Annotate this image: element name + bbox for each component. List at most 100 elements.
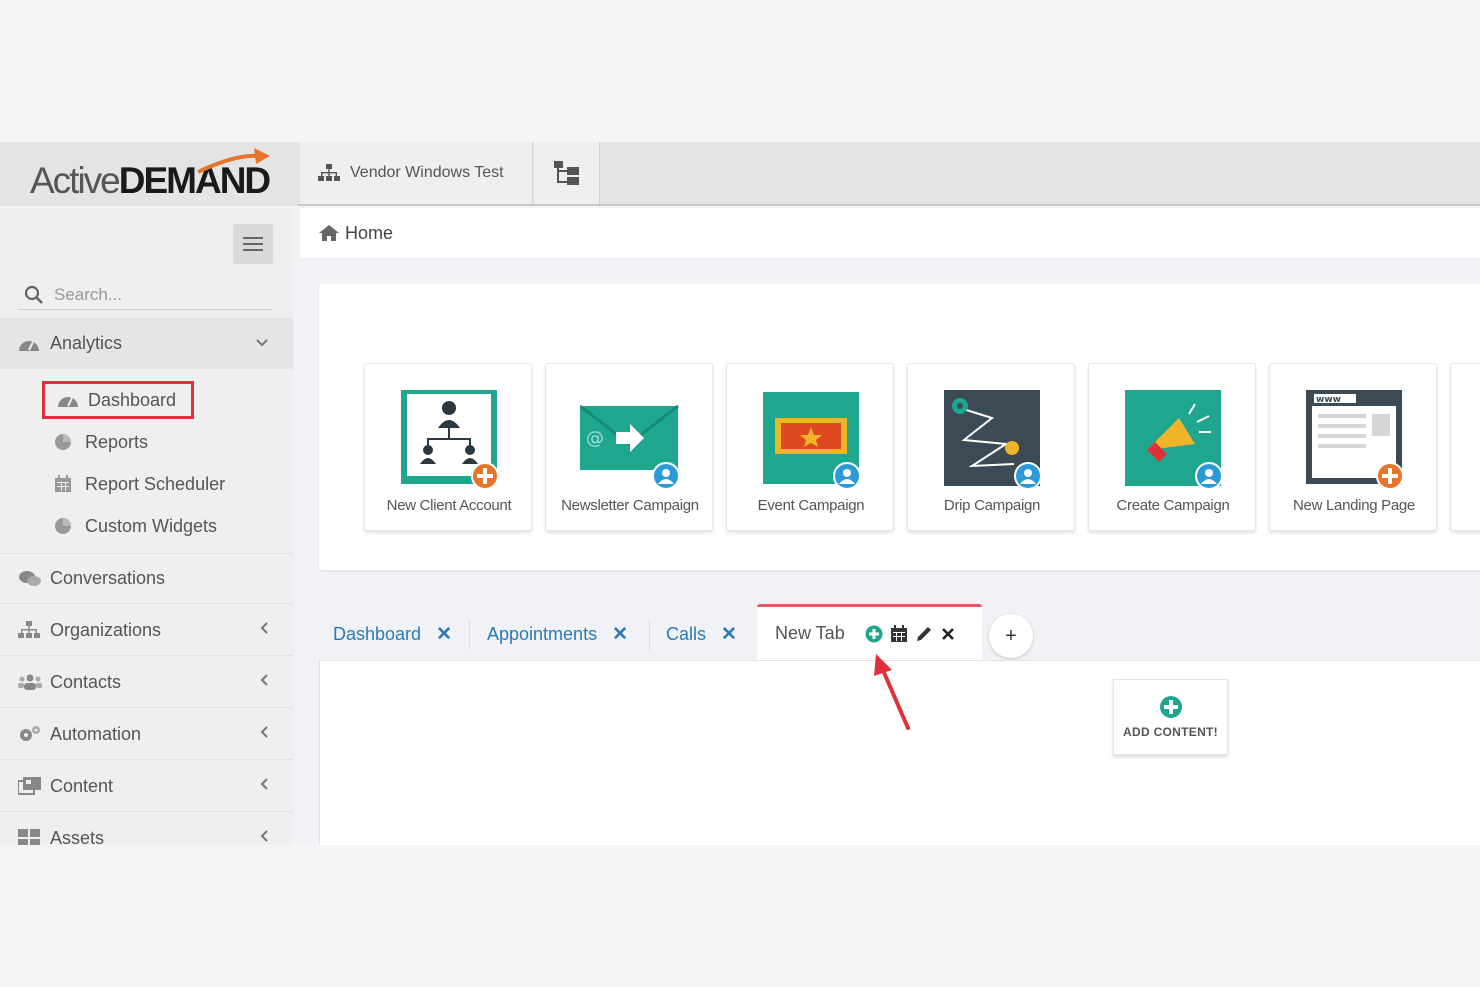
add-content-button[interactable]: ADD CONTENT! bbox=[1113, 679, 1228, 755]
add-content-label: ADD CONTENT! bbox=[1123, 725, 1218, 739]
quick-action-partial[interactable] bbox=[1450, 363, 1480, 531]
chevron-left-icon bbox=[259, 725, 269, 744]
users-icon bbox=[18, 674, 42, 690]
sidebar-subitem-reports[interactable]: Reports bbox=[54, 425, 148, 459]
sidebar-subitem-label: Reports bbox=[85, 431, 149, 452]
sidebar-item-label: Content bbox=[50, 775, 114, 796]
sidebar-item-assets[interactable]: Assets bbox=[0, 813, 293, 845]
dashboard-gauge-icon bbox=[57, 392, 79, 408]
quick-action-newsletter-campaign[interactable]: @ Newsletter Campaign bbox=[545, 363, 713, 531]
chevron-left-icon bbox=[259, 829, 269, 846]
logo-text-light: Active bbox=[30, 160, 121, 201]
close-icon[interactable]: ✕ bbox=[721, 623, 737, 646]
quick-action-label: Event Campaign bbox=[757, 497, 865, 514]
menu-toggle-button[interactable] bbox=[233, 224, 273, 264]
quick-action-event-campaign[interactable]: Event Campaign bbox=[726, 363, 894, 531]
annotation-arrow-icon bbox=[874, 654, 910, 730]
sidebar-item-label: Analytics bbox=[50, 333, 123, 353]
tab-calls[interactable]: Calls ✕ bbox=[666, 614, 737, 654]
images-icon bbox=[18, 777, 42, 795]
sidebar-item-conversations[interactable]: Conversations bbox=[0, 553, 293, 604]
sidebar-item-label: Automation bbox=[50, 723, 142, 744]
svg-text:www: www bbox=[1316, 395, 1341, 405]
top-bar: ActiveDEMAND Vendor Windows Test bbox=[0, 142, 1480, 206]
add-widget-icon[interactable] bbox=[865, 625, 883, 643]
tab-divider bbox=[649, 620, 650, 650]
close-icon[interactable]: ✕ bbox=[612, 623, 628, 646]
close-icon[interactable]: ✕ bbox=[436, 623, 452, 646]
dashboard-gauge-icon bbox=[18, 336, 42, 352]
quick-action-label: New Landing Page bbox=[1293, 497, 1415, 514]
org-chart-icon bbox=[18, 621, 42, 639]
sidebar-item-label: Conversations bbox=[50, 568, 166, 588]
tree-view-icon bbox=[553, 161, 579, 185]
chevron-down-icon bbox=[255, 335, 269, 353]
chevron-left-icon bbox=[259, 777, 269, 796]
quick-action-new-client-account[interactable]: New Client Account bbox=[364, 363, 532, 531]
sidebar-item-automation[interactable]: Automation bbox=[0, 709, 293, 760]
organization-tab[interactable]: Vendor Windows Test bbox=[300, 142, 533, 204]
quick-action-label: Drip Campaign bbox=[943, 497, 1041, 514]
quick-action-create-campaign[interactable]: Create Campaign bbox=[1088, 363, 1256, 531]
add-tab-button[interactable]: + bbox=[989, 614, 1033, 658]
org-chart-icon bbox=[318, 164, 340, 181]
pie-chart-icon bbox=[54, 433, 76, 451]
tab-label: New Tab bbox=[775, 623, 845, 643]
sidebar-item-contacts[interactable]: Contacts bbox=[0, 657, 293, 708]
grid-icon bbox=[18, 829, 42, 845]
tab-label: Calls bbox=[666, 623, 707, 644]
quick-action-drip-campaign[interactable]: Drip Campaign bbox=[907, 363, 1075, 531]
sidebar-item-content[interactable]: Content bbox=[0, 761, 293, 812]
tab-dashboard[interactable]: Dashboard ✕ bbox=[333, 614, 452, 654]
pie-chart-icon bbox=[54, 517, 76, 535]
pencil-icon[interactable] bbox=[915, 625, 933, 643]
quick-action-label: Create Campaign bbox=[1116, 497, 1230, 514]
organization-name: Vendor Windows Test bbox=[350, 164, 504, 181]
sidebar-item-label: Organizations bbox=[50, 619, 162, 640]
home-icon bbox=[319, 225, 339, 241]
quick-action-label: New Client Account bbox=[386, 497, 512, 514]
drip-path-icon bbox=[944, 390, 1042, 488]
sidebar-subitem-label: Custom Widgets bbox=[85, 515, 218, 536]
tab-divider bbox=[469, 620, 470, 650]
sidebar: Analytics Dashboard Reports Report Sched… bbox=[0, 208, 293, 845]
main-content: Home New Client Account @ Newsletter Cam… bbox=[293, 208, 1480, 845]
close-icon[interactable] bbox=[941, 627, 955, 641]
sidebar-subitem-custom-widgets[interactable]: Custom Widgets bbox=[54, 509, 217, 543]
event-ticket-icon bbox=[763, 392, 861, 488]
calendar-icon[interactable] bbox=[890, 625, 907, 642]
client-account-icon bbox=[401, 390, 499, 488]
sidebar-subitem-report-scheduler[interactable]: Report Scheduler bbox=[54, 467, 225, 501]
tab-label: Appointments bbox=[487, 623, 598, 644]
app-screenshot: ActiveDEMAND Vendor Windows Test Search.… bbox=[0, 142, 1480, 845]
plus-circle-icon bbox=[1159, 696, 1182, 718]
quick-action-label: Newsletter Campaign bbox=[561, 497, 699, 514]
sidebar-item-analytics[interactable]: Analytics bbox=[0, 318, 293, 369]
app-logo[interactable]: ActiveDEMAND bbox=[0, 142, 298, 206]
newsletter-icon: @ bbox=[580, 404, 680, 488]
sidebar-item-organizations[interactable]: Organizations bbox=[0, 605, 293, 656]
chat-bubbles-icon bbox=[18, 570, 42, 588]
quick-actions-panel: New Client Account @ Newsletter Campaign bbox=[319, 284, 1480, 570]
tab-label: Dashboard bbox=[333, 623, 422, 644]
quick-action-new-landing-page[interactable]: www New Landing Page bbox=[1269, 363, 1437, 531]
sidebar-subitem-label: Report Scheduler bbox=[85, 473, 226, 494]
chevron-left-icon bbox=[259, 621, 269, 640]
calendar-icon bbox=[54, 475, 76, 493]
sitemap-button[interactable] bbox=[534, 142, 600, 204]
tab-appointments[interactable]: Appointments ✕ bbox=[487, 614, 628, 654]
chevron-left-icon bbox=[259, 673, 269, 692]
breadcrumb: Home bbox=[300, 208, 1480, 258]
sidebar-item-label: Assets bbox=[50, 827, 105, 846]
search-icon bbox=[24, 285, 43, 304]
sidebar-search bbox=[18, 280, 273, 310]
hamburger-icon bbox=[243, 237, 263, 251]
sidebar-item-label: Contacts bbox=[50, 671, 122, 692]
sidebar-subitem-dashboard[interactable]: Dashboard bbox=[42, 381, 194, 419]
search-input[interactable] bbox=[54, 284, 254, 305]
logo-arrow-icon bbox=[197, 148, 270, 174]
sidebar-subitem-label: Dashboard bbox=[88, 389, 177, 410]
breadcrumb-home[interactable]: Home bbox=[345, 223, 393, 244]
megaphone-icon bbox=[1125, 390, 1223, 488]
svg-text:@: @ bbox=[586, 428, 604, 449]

____________________

Aim of the exercise. Reproduce the listing above line for line without changing anything, but leave out the picture.

Answer in full.
Annotate this image: element name + bbox for each component. List at most 100 elements.
add-content-button[interactable]: ADD CONTENT! bbox=[1113, 679, 1228, 755]
add-content-label: ADD CONTENT! bbox=[1123, 725, 1218, 739]
quick-action-partial[interactable] bbox=[1450, 363, 1480, 531]
chevron-left-icon bbox=[259, 725, 269, 744]
users-icon bbox=[18, 674, 42, 690]
sidebar-subitem-reports[interactable]: Reports bbox=[54, 425, 148, 459]
sidebar-subitem-label: Reports bbox=[85, 431, 149, 452]
sidebar-item-label: Content bbox=[50, 775, 114, 796]
sidebar-item-assets[interactable]: Assets bbox=[0, 813, 293, 845]
dashboard-gauge-icon bbox=[57, 392, 79, 408]
quick-action-newsletter-campaign[interactable]: @ Newsletter Campaign bbox=[545, 363, 713, 531]
chevron-left-icon bbox=[259, 829, 269, 846]
logo-text-light: Active bbox=[30, 160, 121, 201]
close-icon[interactable]: ✕ bbox=[721, 623, 737, 646]
quick-action-label: Event Campaign bbox=[757, 497, 865, 514]
menu-toggle-button[interactable] bbox=[233, 224, 273, 264]
quick-action-event-campaign[interactable]: Event Campaign bbox=[726, 363, 894, 531]
annotation-arrow-icon bbox=[874, 654, 910, 730]
sidebar-item-label: Analytics bbox=[50, 333, 123, 353]
tab-calls[interactable]: Calls ✕ bbox=[666, 614, 737, 654]
images-icon bbox=[18, 777, 42, 795]
sidebar-item-conversations[interactable]: Conversations bbox=[0, 553, 293, 604]
sidebar-item-label: Automation bbox=[50, 723, 142, 744]
svg-text:www: www bbox=[1316, 395, 1341, 405]
top-bar: ActiveDEMAND Vendor Windows Test bbox=[0, 142, 1480, 206]
add-widget-icon[interactable] bbox=[865, 625, 883, 643]
tab-divider bbox=[649, 620, 650, 650]
close-icon[interactable]: ✕ bbox=[612, 623, 628, 646]
close-icon[interactable]: ✕ bbox=[436, 623, 452, 646]
dashboard-gauge-icon bbox=[18, 336, 42, 352]
quick-action-label: New Landing Page bbox=[1293, 497, 1415, 514]
org-chart-icon bbox=[18, 621, 42, 639]
sidebar-item-label: Conversations bbox=[50, 568, 166, 588]
tree-view-icon bbox=[553, 161, 579, 185]
chevron-down-icon bbox=[255, 335, 269, 353]
chevron-left-icon bbox=[259, 777, 269, 796]
quick-action-new-client-account[interactable]: New Client Account bbox=[364, 363, 532, 531]
sidebar-item-automation[interactable]: Automation bbox=[0, 709, 293, 760]
organization-tab[interactable]: Vendor Windows Test bbox=[300, 142, 533, 204]
quick-action-label: Drip Campaign bbox=[943, 497, 1041, 514]
quick-action-create-campaign[interactable]: Create Campaign bbox=[1088, 363, 1256, 531]
add-tab-button[interactable]: + bbox=[989, 614, 1033, 658]
org-chart-icon bbox=[318, 164, 340, 181]
pie-chart-icon bbox=[54, 433, 76, 451]
tab-label: New Tab bbox=[775, 623, 845, 643]
sidebar-item-contacts[interactable]: Contacts bbox=[0, 657, 293, 708]
grid-icon bbox=[18, 829, 42, 845]
tab-label: Calls bbox=[666, 623, 707, 644]
quick-action-drip-campaign[interactable]: Drip Campaign bbox=[907, 363, 1075, 531]
sidebar-item-content[interactable]: Content bbox=[0, 761, 293, 812]
tab-dashboard[interactable]: Dashboard ✕ bbox=[333, 614, 452, 654]
pie-chart-icon bbox=[54, 517, 76, 535]
pencil-icon[interactable] bbox=[915, 625, 933, 643]
quick-action-label: Create Campaign bbox=[1116, 497, 1230, 514]
organization-name: Vendor Windows Test bbox=[350, 164, 504, 181]
sidebar-item-label: Organizations bbox=[50, 619, 162, 640]
home-icon bbox=[319, 225, 339, 241]
quick-action-label: New Client Account bbox=[386, 497, 512, 514]
drip-path-icon bbox=[944, 390, 1042, 488]
sidebar-subitem-label: Custom Widgets bbox=[85, 515, 218, 536]
tab-divider bbox=[469, 620, 470, 650]
sidebar: Analytics Dashboard Reports Report Sched… bbox=[0, 208, 293, 845]
main-content: Home New Client Account @ Newsletter Cam… bbox=[293, 208, 1480, 845]
close-icon[interactable] bbox=[941, 627, 955, 641]
sidebar-subitem-custom-widgets[interactable]: Custom Widgets bbox=[54, 509, 217, 543]
event-ticket-icon bbox=[763, 392, 861, 488]
calendar-icon[interactable] bbox=[890, 625, 907, 642]
client-account-icon bbox=[401, 390, 499, 488]
sidebar-subitem-report-scheduler[interactable]: Report Scheduler bbox=[54, 467, 225, 501]
tab-label: Appointments bbox=[487, 623, 598, 644]
app-screenshot: ActiveDEMAND Vendor Windows Test Search.… bbox=[0, 142, 1480, 845]
plus-circle-icon bbox=[1159, 696, 1182, 718]
quick-action-label: Newsletter Campaign bbox=[561, 497, 699, 514]
sidebar-item-analytics[interactable]: Analytics bbox=[0, 318, 293, 369]
app-logo[interactable]: ActiveDEMAND bbox=[0, 142, 298, 206]
newsletter-icon: @ bbox=[580, 404, 680, 488]
sidebar-item-organizations[interactable]: Organizations bbox=[0, 605, 293, 656]
chat-bubbles-icon bbox=[18, 570, 42, 588]
quick-actions-panel: New Client Account @ Newsletter Campaign bbox=[319, 284, 1480, 570]
tab-label: Dashboard bbox=[333, 623, 422, 644]
quick-action-new-landing-page[interactable]: www New Landing Page bbox=[1269, 363, 1437, 531]
sidebar-subitem-label: Report Scheduler bbox=[85, 473, 226, 494]
chevron-left-icon bbox=[259, 621, 269, 640]
calendar-icon bbox=[54, 475, 76, 493]
sitemap-button[interactable] bbox=[534, 142, 600, 204]
tab-appointments[interactable]: Appointments ✕ bbox=[487, 614, 628, 654]
chevron-left-icon bbox=[259, 673, 269, 692]
breadcrumb: Home bbox=[300, 208, 1480, 258]
sidebar-item-label: Assets bbox=[50, 827, 105, 846]
search-icon bbox=[24, 285, 43, 304]
sidebar-search bbox=[18, 280, 273, 310]
hamburger-icon bbox=[243, 237, 263, 251]
sidebar-item-label: Contacts bbox=[50, 671, 122, 692]
sidebar-subitem-dashboard[interactable]: Dashboard bbox=[42, 381, 194, 419]
search-input[interactable] bbox=[54, 284, 254, 305]
logo-arrow-icon bbox=[197, 148, 270, 174]
sidebar-subitem-label: Dashboard bbox=[88, 389, 177, 410]
breadcrumb-home[interactable]: Home bbox=[345, 223, 393, 244]
megaphone-icon bbox=[1125, 390, 1223, 488]
svg-text:@: @ bbox=[586, 428, 604, 449]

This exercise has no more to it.